*Listed entries*:
----
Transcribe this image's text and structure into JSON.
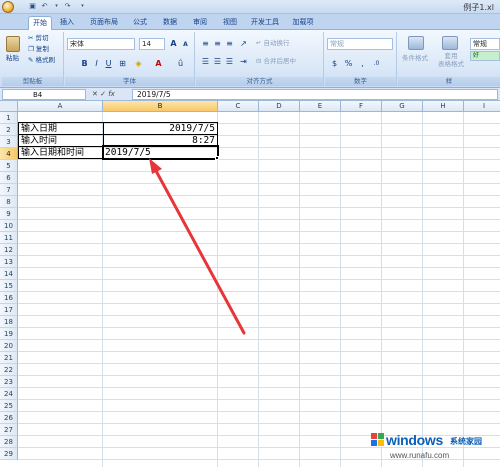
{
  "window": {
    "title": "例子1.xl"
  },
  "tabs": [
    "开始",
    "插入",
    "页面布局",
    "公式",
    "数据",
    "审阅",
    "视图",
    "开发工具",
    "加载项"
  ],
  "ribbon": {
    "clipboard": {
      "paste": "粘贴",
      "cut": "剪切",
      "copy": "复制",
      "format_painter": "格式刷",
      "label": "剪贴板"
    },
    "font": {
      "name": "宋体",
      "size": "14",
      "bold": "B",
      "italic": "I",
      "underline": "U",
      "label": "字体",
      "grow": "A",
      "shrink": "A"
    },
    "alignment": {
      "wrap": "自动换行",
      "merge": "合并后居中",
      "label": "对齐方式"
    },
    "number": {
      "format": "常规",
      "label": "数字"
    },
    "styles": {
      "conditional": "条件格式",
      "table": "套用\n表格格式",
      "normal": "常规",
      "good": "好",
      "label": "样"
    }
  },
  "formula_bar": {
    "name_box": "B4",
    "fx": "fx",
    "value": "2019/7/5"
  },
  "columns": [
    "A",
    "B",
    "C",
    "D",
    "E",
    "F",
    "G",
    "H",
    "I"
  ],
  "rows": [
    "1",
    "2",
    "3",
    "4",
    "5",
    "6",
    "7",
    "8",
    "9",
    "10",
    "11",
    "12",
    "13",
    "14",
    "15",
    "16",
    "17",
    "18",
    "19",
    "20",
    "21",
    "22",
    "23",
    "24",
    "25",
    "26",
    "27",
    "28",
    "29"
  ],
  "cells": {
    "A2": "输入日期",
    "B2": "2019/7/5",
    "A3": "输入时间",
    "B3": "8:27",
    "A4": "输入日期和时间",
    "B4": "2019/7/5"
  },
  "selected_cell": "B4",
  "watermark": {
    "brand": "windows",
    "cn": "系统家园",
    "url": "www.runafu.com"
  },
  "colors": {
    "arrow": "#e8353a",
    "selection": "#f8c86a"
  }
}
----
*Problem to solve*:
Identify the lines that hold the word "label". Copy every one of them.

*Expected answer*:
      "label": "剪贴板"
      "label": "字体",
      "label": "对齐方式"
      "label": "数字"
      "label": "样"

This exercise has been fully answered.